Please report the number of lines in the entries below that contain "Coronavirus", with nothing added.

## Dataset records
————
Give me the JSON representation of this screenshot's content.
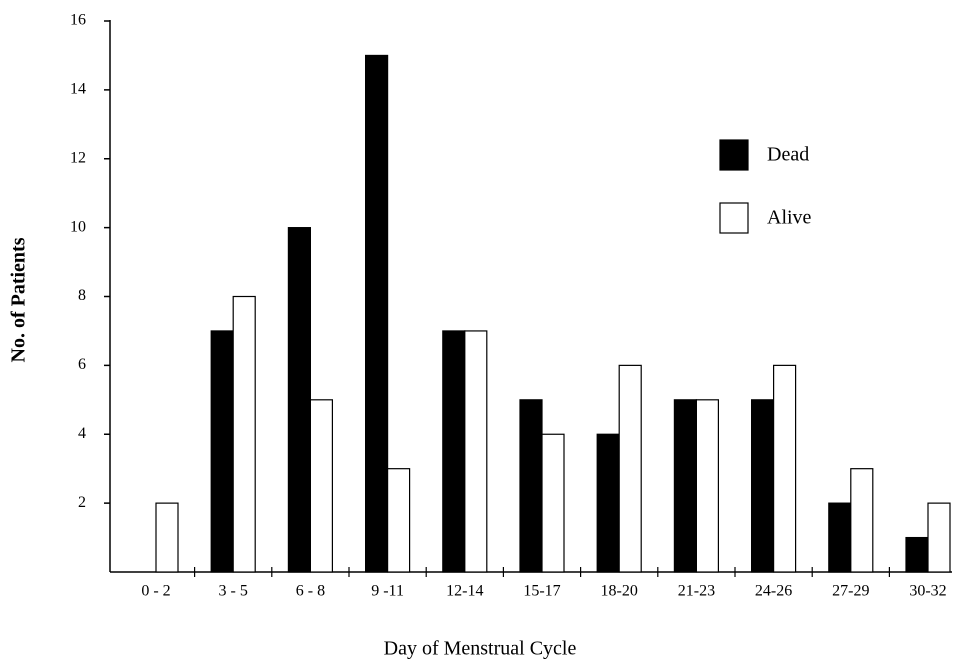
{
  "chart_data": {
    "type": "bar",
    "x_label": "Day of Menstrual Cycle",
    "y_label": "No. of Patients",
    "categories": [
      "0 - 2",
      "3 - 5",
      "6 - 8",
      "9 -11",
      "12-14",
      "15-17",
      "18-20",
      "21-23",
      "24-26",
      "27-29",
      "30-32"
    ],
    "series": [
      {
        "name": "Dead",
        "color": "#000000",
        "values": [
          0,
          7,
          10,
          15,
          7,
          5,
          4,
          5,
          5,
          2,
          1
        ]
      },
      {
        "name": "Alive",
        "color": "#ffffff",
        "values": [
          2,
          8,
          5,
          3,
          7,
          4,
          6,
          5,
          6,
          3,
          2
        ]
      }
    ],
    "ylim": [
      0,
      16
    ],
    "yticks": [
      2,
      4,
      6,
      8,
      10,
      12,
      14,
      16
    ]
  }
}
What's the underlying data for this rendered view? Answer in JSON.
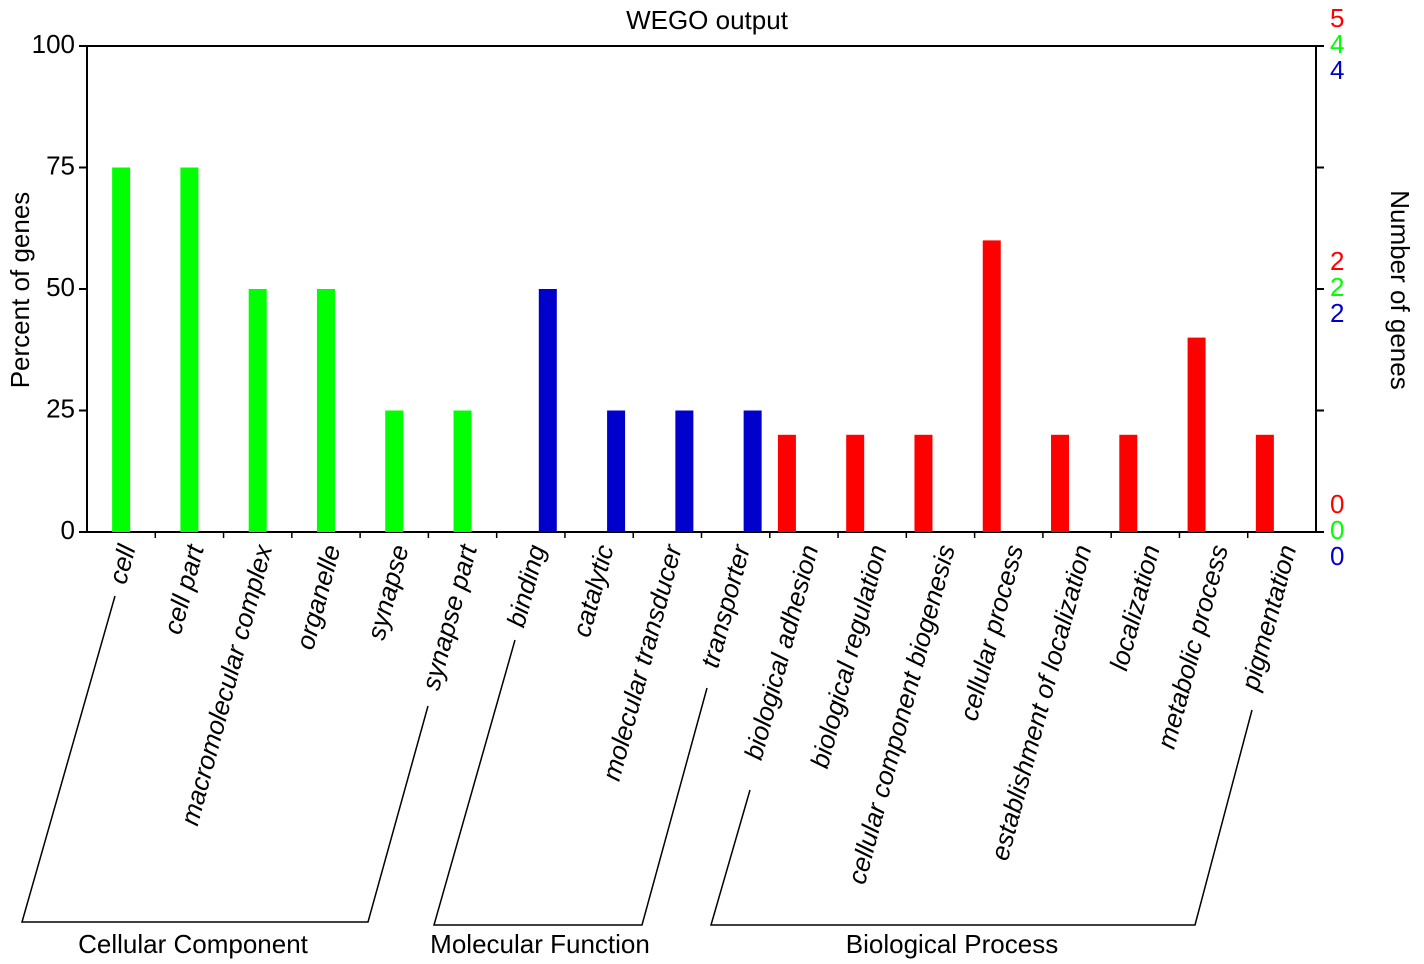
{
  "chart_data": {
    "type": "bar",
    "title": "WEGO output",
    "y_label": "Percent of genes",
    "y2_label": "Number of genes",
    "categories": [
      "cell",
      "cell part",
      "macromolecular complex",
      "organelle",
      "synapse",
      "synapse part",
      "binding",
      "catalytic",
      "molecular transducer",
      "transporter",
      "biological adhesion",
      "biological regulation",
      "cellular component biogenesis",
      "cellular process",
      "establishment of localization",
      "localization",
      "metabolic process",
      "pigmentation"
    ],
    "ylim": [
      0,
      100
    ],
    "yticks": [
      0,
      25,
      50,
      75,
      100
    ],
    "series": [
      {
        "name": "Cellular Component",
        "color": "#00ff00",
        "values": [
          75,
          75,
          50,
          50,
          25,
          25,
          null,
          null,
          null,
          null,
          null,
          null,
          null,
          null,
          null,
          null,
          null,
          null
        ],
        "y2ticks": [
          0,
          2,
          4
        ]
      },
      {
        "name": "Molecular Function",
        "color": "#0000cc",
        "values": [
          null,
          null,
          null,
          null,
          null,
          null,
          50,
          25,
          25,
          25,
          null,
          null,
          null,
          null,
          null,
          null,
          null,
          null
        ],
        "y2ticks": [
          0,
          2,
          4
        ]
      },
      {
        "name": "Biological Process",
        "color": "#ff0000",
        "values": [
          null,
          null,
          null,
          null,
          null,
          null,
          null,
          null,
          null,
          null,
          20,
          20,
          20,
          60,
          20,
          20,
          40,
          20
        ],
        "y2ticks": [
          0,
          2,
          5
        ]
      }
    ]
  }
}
————
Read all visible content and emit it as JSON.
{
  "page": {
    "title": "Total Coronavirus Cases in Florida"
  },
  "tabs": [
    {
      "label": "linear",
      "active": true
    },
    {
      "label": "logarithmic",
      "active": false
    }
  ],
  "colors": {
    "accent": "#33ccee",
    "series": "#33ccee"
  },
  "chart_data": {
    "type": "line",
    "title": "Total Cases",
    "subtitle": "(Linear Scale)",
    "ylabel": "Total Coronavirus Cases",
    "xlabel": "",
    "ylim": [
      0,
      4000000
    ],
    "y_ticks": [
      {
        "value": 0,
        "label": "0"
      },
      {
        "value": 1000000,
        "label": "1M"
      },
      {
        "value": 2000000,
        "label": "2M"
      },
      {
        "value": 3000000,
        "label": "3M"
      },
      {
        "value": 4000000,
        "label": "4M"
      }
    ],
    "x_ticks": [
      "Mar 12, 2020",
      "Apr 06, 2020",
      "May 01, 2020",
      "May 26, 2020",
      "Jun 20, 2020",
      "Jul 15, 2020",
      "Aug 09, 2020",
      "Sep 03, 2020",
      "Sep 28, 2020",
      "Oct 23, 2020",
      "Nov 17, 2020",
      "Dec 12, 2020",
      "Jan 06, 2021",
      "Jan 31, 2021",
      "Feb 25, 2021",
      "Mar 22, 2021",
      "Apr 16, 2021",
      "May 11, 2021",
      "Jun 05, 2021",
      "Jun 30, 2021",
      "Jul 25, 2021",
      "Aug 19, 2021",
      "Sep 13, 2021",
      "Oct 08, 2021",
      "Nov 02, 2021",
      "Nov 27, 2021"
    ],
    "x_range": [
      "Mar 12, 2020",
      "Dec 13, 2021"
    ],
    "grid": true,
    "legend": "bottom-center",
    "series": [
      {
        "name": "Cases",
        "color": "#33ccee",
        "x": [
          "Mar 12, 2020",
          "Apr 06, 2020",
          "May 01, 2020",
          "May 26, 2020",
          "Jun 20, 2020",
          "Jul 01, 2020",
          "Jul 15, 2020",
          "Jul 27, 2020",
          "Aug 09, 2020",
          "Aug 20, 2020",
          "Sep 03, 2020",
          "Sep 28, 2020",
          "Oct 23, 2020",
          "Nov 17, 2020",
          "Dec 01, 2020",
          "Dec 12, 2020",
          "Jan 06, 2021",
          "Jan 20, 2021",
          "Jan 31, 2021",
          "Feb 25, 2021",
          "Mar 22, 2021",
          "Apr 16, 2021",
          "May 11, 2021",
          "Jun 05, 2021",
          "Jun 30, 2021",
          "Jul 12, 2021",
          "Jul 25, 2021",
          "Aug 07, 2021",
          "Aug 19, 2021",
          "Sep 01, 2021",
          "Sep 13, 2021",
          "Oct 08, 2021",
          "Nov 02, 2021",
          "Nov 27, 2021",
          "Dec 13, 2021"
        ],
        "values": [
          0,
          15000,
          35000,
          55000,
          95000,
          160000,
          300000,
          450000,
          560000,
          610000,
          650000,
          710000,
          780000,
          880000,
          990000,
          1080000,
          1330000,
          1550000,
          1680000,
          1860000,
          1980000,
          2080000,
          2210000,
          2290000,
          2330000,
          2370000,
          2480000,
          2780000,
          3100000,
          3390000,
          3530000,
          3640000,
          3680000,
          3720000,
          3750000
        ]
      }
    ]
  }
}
————
## Response
2